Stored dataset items
-- -- --

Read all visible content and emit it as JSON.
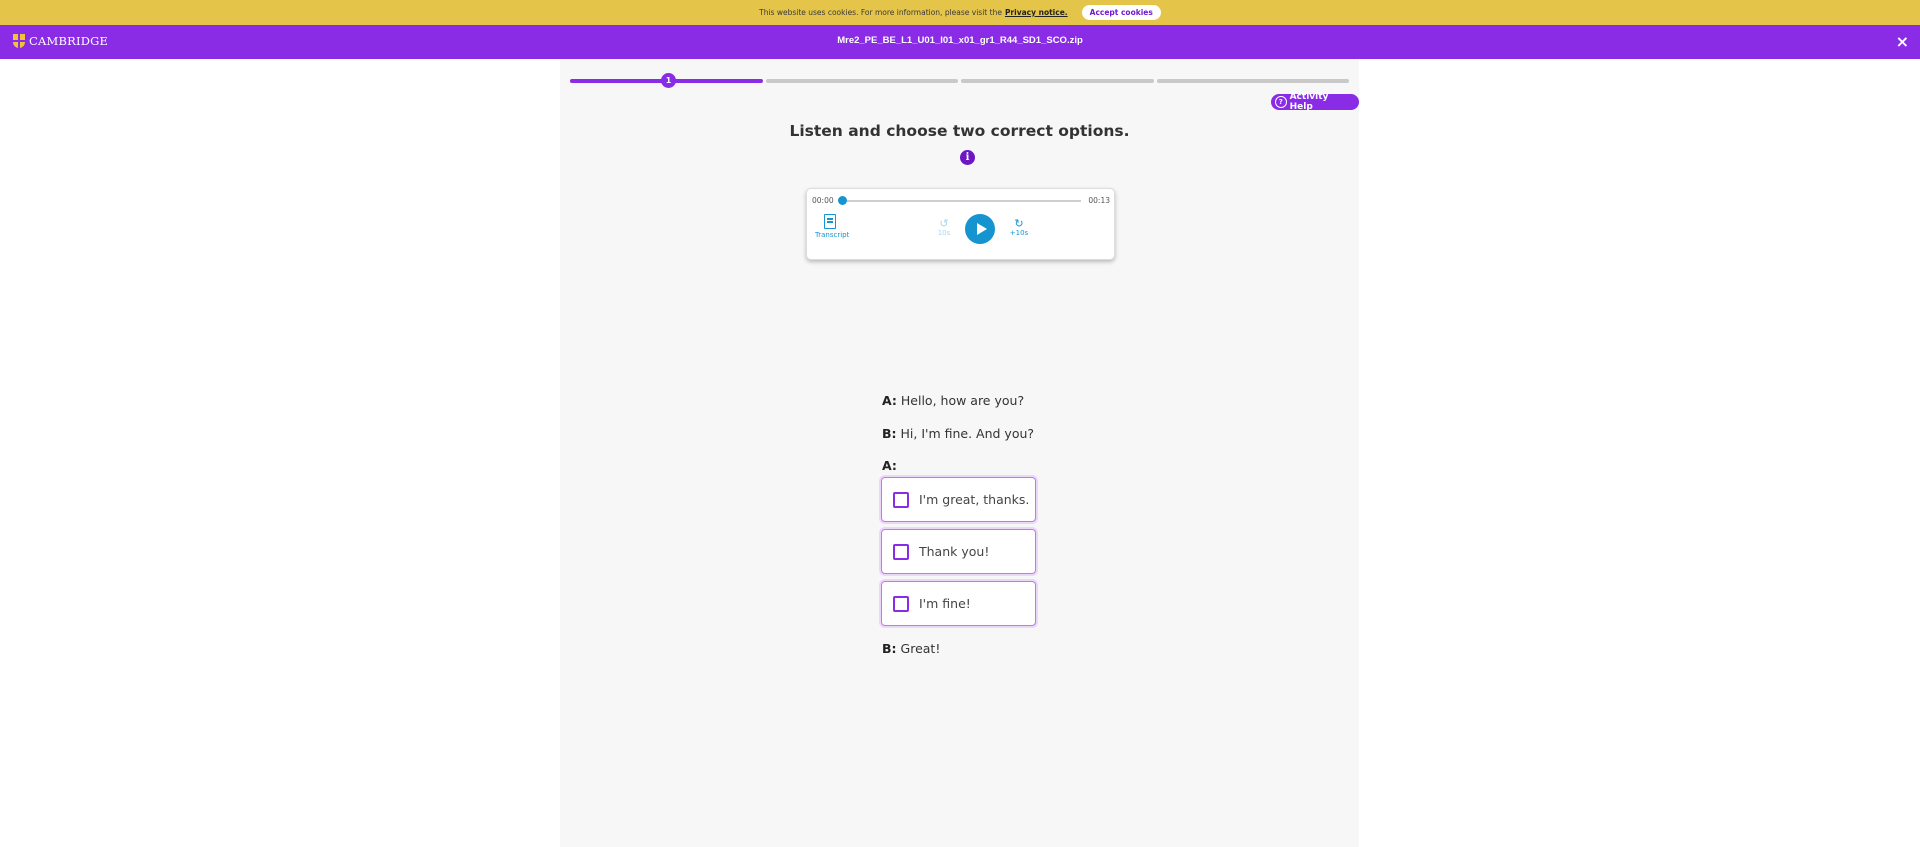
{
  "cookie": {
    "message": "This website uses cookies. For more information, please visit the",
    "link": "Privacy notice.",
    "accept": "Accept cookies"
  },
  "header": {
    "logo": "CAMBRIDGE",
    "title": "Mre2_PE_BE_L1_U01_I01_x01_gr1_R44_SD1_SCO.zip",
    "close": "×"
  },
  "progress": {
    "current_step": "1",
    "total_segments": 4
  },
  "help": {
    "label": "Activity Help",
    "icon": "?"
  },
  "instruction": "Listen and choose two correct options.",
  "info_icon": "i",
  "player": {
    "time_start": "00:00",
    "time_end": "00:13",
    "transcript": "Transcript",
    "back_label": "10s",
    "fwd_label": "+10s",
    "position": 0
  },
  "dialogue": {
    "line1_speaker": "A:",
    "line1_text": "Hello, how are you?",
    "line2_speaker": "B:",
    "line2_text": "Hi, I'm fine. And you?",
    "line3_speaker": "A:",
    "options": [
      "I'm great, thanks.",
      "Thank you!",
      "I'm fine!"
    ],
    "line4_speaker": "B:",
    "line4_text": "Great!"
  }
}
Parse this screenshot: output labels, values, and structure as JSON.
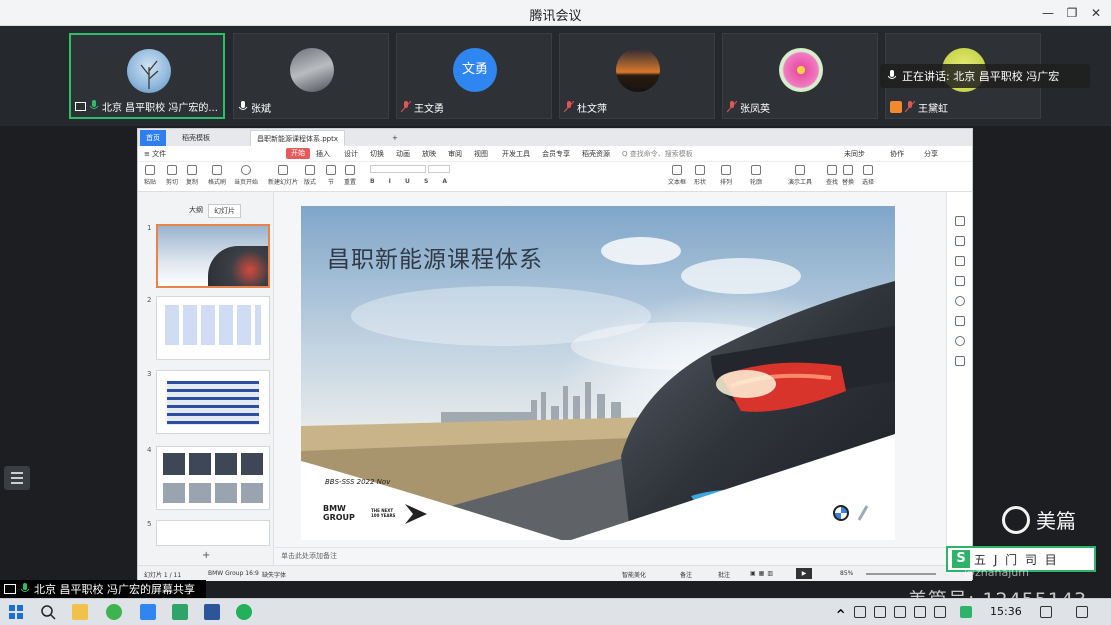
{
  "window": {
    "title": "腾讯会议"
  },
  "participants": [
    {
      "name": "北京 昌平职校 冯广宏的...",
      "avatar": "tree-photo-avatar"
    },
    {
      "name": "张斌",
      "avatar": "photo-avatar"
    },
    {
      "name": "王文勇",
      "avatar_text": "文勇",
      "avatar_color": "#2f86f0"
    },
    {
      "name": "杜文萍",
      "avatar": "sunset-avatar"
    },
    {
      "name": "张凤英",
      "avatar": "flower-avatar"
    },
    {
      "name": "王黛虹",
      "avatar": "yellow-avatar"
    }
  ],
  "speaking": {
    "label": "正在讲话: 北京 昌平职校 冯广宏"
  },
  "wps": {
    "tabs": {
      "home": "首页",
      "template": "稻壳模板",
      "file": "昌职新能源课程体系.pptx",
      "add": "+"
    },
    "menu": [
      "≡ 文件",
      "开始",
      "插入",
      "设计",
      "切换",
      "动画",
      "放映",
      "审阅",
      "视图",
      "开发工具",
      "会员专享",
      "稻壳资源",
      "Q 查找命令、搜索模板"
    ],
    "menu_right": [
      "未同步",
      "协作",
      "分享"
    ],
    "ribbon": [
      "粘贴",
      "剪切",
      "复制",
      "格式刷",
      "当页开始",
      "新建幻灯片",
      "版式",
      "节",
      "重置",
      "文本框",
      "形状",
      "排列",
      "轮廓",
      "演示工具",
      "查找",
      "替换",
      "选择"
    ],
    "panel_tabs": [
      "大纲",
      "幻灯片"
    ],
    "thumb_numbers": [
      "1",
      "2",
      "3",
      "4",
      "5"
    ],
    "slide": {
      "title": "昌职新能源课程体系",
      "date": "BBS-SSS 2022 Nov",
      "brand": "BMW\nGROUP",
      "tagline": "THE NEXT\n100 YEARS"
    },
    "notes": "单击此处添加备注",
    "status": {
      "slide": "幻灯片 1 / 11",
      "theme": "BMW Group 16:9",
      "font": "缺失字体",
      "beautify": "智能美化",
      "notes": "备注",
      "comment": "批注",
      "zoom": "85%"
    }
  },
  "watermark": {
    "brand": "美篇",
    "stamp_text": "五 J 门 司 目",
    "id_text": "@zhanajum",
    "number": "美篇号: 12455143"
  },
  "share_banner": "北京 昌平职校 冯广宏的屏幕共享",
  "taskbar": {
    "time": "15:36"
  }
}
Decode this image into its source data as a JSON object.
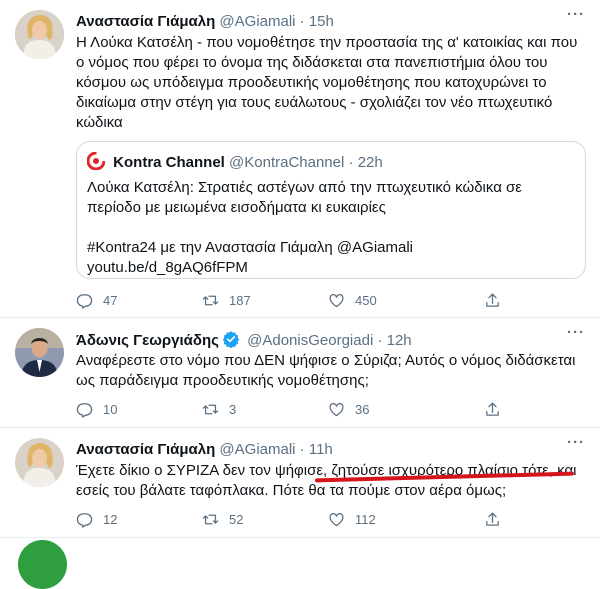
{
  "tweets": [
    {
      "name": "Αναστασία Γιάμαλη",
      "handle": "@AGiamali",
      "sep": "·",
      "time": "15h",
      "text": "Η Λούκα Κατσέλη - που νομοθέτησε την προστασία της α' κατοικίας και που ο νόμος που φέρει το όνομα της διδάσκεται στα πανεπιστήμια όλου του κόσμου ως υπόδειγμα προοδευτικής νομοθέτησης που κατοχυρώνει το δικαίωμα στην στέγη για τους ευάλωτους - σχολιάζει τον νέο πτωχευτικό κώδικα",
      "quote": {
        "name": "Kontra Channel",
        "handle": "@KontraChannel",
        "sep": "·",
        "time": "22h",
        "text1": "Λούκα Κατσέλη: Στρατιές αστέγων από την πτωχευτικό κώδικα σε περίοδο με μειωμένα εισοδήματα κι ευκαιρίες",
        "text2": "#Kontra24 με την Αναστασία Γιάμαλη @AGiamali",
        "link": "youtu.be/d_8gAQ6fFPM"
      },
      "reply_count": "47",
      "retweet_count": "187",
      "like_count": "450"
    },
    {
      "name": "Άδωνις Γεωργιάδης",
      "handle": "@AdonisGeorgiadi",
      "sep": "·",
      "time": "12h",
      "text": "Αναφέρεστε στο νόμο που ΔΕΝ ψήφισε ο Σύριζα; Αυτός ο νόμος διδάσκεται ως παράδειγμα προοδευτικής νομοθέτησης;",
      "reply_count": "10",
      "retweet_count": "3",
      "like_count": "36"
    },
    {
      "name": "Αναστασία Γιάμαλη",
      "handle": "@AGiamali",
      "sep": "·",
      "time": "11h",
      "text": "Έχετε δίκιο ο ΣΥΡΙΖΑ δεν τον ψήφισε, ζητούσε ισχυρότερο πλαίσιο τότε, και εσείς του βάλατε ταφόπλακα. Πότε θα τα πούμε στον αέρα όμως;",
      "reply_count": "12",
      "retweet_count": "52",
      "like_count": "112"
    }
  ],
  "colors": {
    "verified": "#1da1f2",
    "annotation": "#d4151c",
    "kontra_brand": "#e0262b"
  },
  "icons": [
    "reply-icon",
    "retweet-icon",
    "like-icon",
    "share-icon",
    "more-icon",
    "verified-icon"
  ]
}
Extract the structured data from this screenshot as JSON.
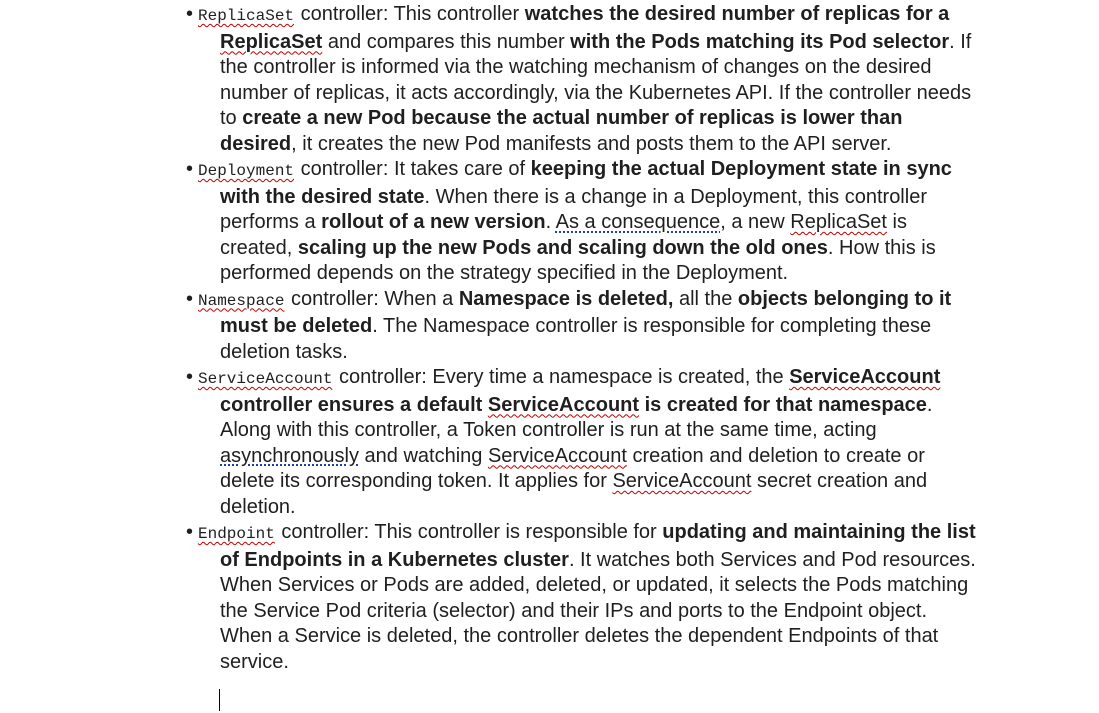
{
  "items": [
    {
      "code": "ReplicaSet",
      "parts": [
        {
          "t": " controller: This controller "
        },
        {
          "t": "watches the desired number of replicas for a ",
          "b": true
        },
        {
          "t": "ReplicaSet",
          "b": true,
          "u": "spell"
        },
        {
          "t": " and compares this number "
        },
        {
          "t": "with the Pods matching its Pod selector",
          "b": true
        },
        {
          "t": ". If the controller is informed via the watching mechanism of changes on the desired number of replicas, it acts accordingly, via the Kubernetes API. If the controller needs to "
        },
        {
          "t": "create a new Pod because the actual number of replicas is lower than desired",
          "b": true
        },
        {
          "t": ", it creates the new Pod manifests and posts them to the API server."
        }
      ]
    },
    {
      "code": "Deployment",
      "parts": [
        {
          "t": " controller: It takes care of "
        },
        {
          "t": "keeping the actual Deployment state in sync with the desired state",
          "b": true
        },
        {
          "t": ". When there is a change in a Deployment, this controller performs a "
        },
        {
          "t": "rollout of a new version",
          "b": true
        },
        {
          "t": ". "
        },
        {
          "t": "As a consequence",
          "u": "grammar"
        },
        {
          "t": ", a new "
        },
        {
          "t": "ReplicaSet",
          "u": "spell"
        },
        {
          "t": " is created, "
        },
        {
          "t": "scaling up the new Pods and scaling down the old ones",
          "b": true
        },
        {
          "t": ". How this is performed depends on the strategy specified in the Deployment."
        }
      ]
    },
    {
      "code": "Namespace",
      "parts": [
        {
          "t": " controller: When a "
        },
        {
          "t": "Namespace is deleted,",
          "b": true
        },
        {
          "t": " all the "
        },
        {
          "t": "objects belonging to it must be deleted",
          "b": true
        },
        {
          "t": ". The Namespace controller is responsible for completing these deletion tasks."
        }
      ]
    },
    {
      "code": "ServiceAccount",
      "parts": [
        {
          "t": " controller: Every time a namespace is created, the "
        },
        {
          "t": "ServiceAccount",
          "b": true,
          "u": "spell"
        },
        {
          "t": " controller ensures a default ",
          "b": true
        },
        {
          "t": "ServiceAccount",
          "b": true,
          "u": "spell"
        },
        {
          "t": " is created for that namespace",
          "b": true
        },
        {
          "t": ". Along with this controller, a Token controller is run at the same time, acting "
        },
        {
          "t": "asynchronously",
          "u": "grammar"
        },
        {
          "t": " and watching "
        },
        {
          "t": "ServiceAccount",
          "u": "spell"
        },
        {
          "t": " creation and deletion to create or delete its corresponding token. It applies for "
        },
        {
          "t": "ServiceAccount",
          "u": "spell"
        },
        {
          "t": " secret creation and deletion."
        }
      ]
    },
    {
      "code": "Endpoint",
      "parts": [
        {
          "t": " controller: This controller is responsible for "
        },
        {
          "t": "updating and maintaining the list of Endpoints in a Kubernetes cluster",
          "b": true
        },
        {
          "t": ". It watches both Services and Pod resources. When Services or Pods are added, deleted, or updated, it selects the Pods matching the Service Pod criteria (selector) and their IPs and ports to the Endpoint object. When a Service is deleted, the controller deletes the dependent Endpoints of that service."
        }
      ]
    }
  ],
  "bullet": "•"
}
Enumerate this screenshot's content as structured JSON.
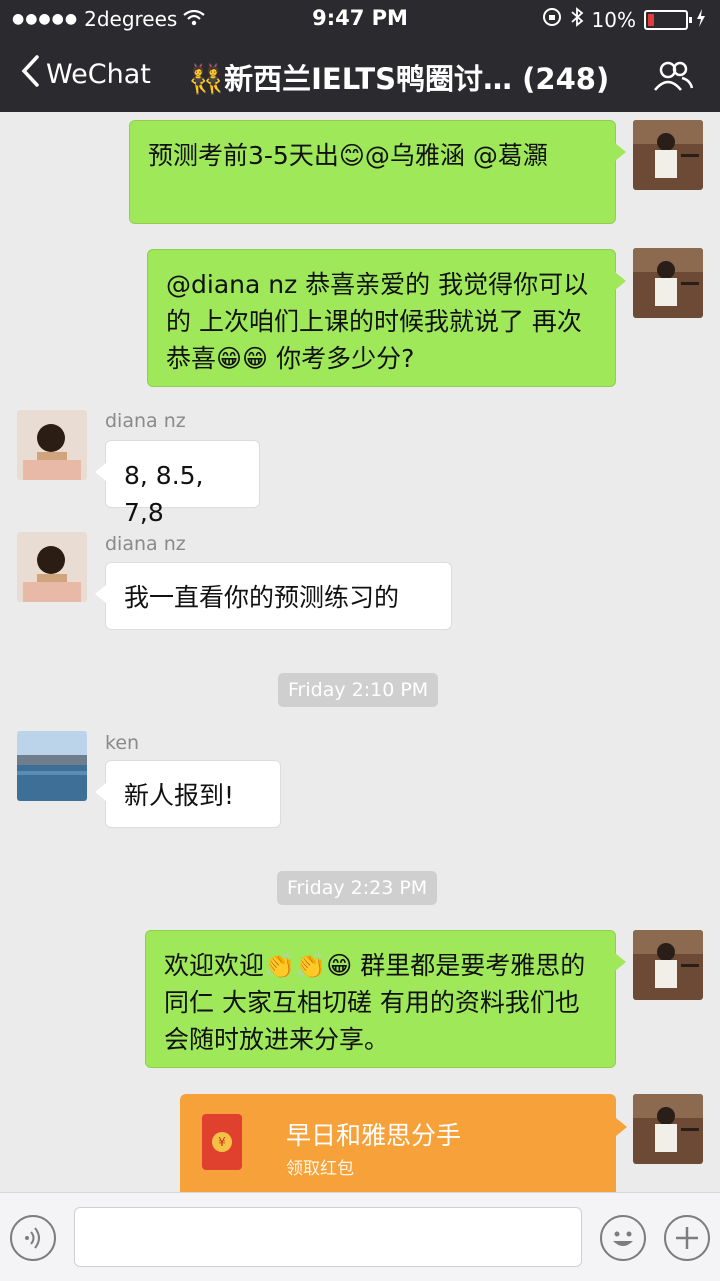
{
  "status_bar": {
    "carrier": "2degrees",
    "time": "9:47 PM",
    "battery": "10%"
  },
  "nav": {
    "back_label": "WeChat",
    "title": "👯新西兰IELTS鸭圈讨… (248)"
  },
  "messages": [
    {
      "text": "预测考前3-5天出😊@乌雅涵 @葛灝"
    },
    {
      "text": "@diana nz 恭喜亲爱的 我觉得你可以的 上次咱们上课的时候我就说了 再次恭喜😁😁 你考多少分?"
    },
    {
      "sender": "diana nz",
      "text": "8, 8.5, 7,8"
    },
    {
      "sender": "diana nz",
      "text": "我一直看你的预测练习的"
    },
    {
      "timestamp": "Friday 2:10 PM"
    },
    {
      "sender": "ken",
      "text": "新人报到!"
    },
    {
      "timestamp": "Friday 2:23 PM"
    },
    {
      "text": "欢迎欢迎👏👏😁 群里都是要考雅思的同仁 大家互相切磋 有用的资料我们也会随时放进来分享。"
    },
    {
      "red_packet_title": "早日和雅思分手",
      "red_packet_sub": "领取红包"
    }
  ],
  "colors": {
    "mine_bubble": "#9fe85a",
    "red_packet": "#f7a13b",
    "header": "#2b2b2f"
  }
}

-- -- --

▶ Given instruction
In the records above, tally the lines where the word "διδάσκεται" appears, and give the number and nothing else.

▶ Problem solution
2